##### Supplied information

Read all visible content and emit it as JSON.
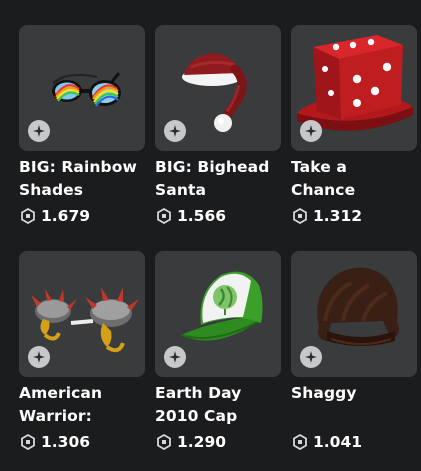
{
  "items": [
    {
      "name_line1": "BIG: Rainbow",
      "name_line2": "Shades",
      "price": "1.679",
      "icon": "rainbow-shades-icon"
    },
    {
      "name_line1": "BIG: Bighead",
      "name_line2": "Santa",
      "price": "1.566",
      "icon": "santa-hat-icon"
    },
    {
      "name_line1": "Take a",
      "name_line2": "Chance",
      "price": "1.312",
      "icon": "dice-hat-icon"
    },
    {
      "name_line1": "American",
      "name_line2": "Warrior:",
      "price": "1.306",
      "icon": "spiked-helmet-icon"
    },
    {
      "name_line1": "Earth Day",
      "name_line2": "2010 Cap",
      "price": "1.290",
      "icon": "earth-day-cap-icon"
    },
    {
      "name_line1": "Shaggy",
      "name_line2": "",
      "price": "1.041",
      "icon": "shaggy-hair-icon"
    }
  ],
  "colors": {
    "background": "#1b1c1e",
    "card": "#393b3d",
    "text": "#ffffff"
  }
}
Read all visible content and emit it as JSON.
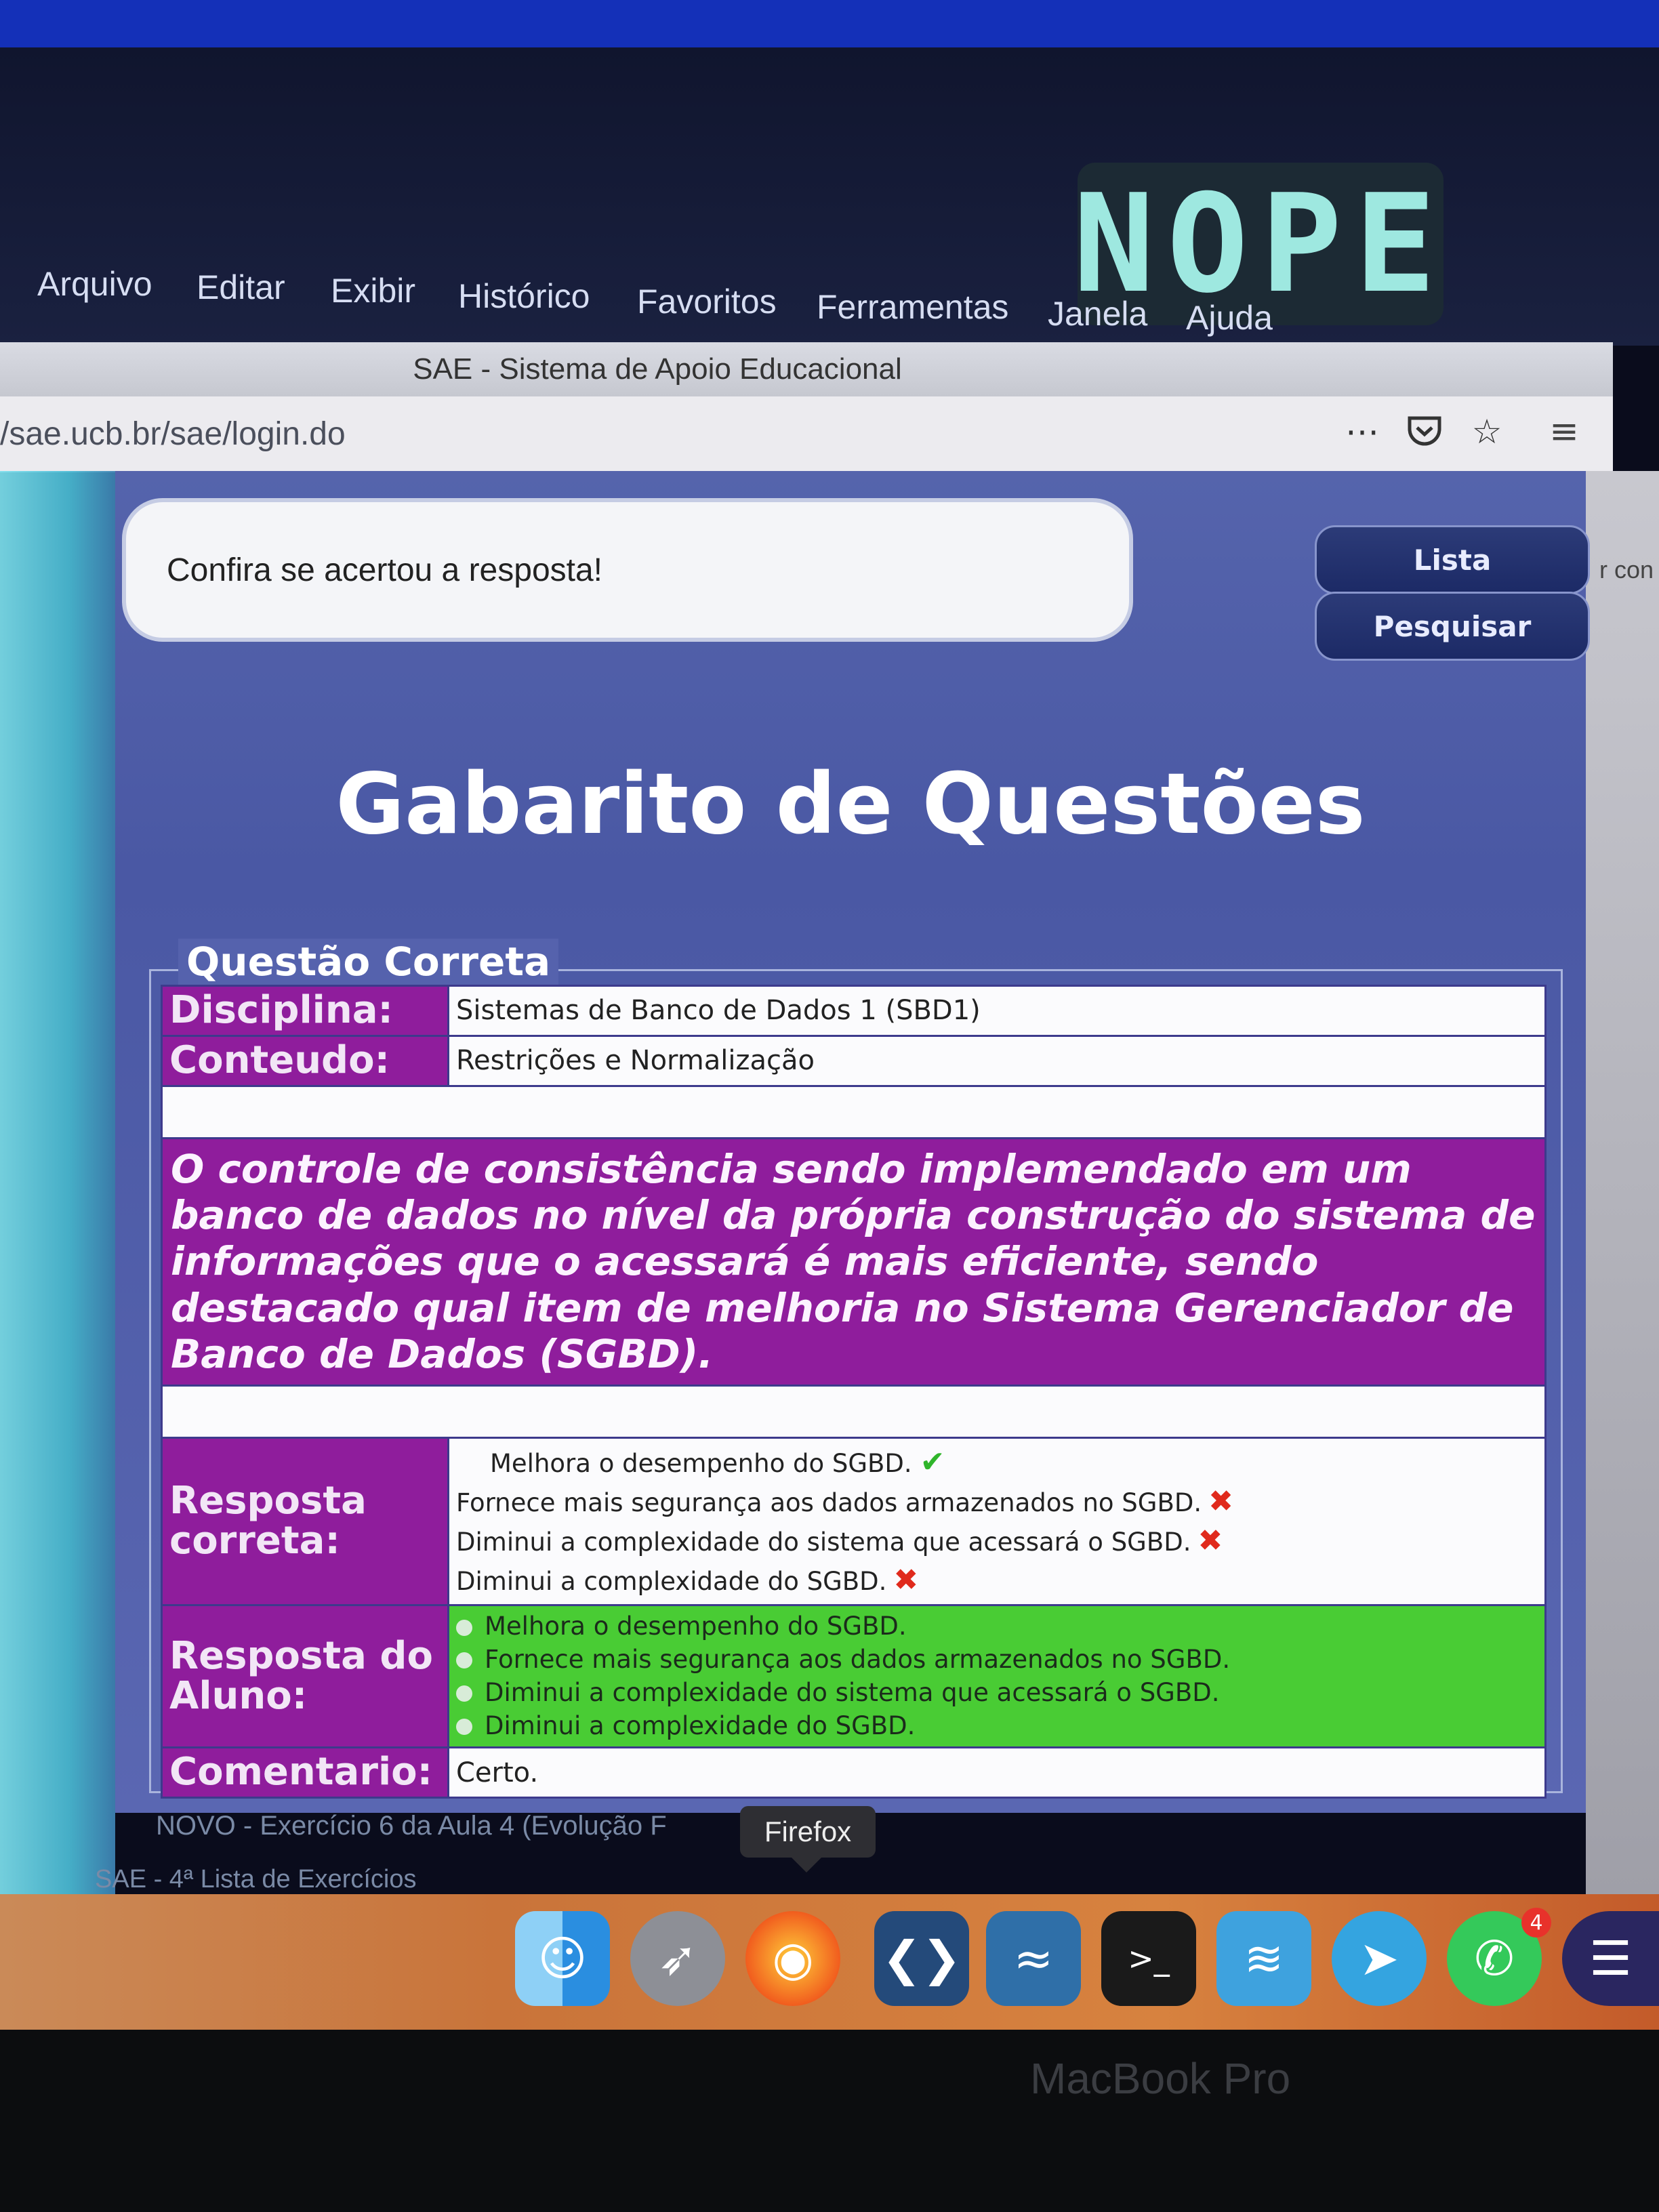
{
  "logo": {
    "text": "NOPE"
  },
  "menu": [
    "Arquivo",
    "Editar",
    "Exibir",
    "Histórico",
    "Favoritos",
    "Ferramentas",
    "Janela",
    "Ajuda"
  ],
  "browser": {
    "title": "SAE - Sistema de Apoio Educacional",
    "url": "/sae.ucb.br/sae/login.do",
    "icons": [
      "more-icon",
      "pocket-icon",
      "bookmark-star-icon",
      "hamburger-menu-icon"
    ]
  },
  "right_edge_text": "r con",
  "page": {
    "message": "Confira se acertou a resposta!",
    "nav": {
      "lista": "Lista",
      "pesquisar": "Pesquisar"
    },
    "title": "Gabarito de Questões",
    "legend": "Questão Correta",
    "disciplina_label": "Disciplina:",
    "disciplina_value": "Sistemas de Banco de Dados 1 (SBD1)",
    "conteudo_label": "Conteudo:",
    "conteudo_value": "Restrições e Normalização",
    "question": "O controle de consistência sendo implemendado em um banco de dados no nível da própria construção do sistema de informações que o acessará é mais eficiente, sendo destacado qual item de melhoria no Sistema Gerenciador de Banco de Dados (SGBD).",
    "correct_label": "Resposta correta:",
    "correct_options": [
      {
        "text": "Melhora o desempenho do SGBD.",
        "mark": "check-icon"
      },
      {
        "text": "Fornece mais segurança aos dados armazenados no SGBD.",
        "mark": "cross-icon"
      },
      {
        "text": "Diminui a complexidade do sistema que acessará o SGBD.",
        "mark": "cross-icon"
      },
      {
        "text": "Diminui a complexidade do SGBD.",
        "mark": "cross-icon"
      }
    ],
    "student_label": "Resposta do Aluno:",
    "student_options": [
      "Melhora o desempenho do SGBD.",
      "Fornece mais segurança aos dados armazenados no SGBD.",
      "Diminui a complexidade do sistema que acessará o SGBD.",
      "Diminui a complexidade do SGBD."
    ],
    "comment_label": "Comentario:",
    "comment_value": "Certo."
  },
  "below": {
    "line1": "NOVO - Exercício 6 da Aula 4 (Evolução F",
    "line2": "SAE - 4ª Lista de Exercícios"
  },
  "tooltip": "Firefox",
  "dock": [
    "finder-icon",
    "launchpad-icon",
    "firefox-icon",
    "vscode-icon",
    "mysql-workbench-icon",
    "terminal-icon",
    "docker-icon",
    "telegram-icon",
    "whatsapp-icon",
    "eclipse-icon"
  ],
  "whatsapp_badge": "4",
  "bezel_text": "MacBook Pro",
  "colors": {
    "purple_label": "#8f1d9c",
    "green_answer": "#49cc34",
    "page_blue": "#5562ad"
  }
}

##########

What you need to do:
Select every line above that contains the word "title", and copy it.

Response to this exercise:
    "title": "SAE - Sistema de Apoio Educacional",
    "title": "Gabarito de Questões",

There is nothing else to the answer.